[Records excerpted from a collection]
···

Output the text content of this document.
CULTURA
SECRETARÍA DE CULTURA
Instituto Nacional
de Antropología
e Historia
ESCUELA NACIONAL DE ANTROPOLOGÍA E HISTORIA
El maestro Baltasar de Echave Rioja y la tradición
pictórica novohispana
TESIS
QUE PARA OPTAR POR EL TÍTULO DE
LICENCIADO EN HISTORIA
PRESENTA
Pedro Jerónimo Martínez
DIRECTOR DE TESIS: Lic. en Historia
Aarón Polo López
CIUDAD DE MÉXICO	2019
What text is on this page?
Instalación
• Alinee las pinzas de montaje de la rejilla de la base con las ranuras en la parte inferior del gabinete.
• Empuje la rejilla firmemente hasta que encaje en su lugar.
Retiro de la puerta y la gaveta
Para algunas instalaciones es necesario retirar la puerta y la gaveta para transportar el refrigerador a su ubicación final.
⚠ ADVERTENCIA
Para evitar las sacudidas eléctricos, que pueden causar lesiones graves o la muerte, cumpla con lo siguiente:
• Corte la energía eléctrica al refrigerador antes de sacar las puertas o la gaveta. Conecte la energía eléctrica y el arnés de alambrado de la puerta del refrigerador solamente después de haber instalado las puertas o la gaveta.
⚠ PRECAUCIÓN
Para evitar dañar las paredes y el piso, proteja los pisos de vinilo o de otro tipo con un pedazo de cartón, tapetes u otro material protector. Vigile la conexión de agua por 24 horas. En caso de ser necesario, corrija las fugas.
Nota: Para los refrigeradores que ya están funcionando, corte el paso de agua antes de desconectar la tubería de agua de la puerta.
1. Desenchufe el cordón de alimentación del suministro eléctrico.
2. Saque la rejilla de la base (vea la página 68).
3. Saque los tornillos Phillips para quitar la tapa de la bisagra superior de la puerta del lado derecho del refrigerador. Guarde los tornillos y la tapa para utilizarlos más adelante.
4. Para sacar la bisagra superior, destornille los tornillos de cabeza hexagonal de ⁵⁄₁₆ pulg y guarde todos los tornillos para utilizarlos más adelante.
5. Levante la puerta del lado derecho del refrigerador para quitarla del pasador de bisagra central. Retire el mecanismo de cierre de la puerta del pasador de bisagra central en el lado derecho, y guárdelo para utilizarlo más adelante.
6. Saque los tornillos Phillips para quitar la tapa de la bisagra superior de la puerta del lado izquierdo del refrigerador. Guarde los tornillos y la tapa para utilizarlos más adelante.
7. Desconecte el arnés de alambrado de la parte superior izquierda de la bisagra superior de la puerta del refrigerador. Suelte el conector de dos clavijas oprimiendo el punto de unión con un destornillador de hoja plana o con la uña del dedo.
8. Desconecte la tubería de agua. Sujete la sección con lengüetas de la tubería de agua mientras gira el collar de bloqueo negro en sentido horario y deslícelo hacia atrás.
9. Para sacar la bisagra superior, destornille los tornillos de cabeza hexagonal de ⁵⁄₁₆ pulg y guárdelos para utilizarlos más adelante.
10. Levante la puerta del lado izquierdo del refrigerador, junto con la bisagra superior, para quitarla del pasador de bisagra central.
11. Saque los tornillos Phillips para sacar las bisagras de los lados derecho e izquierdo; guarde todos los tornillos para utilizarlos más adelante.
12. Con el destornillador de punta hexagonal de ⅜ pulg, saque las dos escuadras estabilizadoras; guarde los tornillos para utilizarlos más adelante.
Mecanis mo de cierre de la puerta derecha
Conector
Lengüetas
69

···

The request -
Retype all of the material above with every character intact.

Response for this exercise -
Output the text content of this document.
CULTURA
SECRETARÍA DE CULTURA
Instituto Nacional
de Antropología
e Historia
ESCUELA NACIONAL DE ANTROPOLOGÍA E HISTORIA
El maestro Baltasar de Echave Rioja y la tradición
pictórica novohispana
TESIS
QUE PARA OPTAR POR EL TÍTULO DE
LICENCIADO EN HISTORIA
PRESENTA
Pedro Jerónimo Martínez
DIRECTOR DE TESIS: Lic. en Historia
Aarón Polo López
CIUDAD DE MÉXICO	2019
What text is on this page?
Instalación
• Alinee las pinzas de montaje de la rejilla de la base con las ranuras en la parte inferior del gabinete.
• Empuje la rejilla firmemente hasta que encaje en su lugar.
Retiro de la puerta y la gaveta
Para algunas instalaciones es necesario retirar la puerta y la gaveta para transportar el refrigerador a su ubicación final.
⚠ ADVERTENCIA
Para evitar las sacudidas eléctricos, que pueden causar lesiones graves o la muerte, cumpla con lo siguiente:
• Corte la energía eléctrica al refrigerador antes de sacar las puertas o la gaveta. Conecte la energía eléctrica y el arnés de alambrado de la puerta del refrigerador solamente después de haber instalado las puertas o la gaveta.
⚠ PRECAUCIÓN
Para evitar dañar las paredes y el piso, proteja los pisos de vinilo o de otro tipo con un pedazo de cartón, tapetes u otro material protector. Vigile la conexión de agua por 24 horas. En caso de ser necesario, corrija las fugas.
Nota: Para los refrigeradores que ya están funcionando, corte el paso de agua antes de desconectar la tubería de agua de la puerta.
1. Desenchufe el cordón de alimentación del suministro eléctrico.
2. Saque la rejilla de la base (vea la página 68).
3. Saque los tornillos Phillips para quitar la tapa de la bisagra superior de la puerta del lado derecho del refrigerador. Guarde los tornillos y la tapa para utilizarlos más adelante.
4. Para sacar la bisagra superior, destornille los tornillos de cabeza hexagonal de ⁵⁄₁₆ pulg y guarde todos los tornillos para utilizarlos más adelante.
5. Levante la puerta del lado derecho del refrigerador para quitarla del pasador de bisagra central. Retire el mecanismo de cierre de la puerta del pasador de bisagra central en el lado derecho, y guárdelo para utilizarlo más adelante.
6. Saque los tornillos Phillips para quitar la tapa de la bisagra superior de la puerta del lado izquierdo del refrigerador. Guarde los tornillos y la tapa para utilizarlos más adelante.
7. Desconecte el arnés de alambrado de la parte superior izquierda de la bisagra superior de la puerta del refrigerador. Suelte el conector de dos clavijas oprimiendo el punto de unión con un destornillador de hoja plana o con la uña del dedo.
8. Desconecte la tubería de agua. Sujete la sección con lengüetas de la tubería de agua mientras gira el collar de bloqueo negro en sentido horario y deslícelo hacia atrás.
9. Para sacar la bisagra superior, destornille los tornillos de cabeza hexagonal de ⁵⁄₁₆ pulg y guárdelos para utilizarlos más adelante.
10. Levante la puerta del lado izquierdo del refrigerador, junto con la bisagra superior, para quitarla del pasador de bisagra central.
11. Saque los tornillos Phillips para sacar las bisagras de los lados derecho e izquierdo; guarde todos los tornillos para utilizarlos más adelante.
12. Con el destornillador de punta hexagonal de ⅜ pulg, saque las dos escuadras estabilizadoras; guarde los tornillos para utilizarlos más adelante.
Mecanis mo de cierre de la puerta derecha
Conector
Lengüetas
69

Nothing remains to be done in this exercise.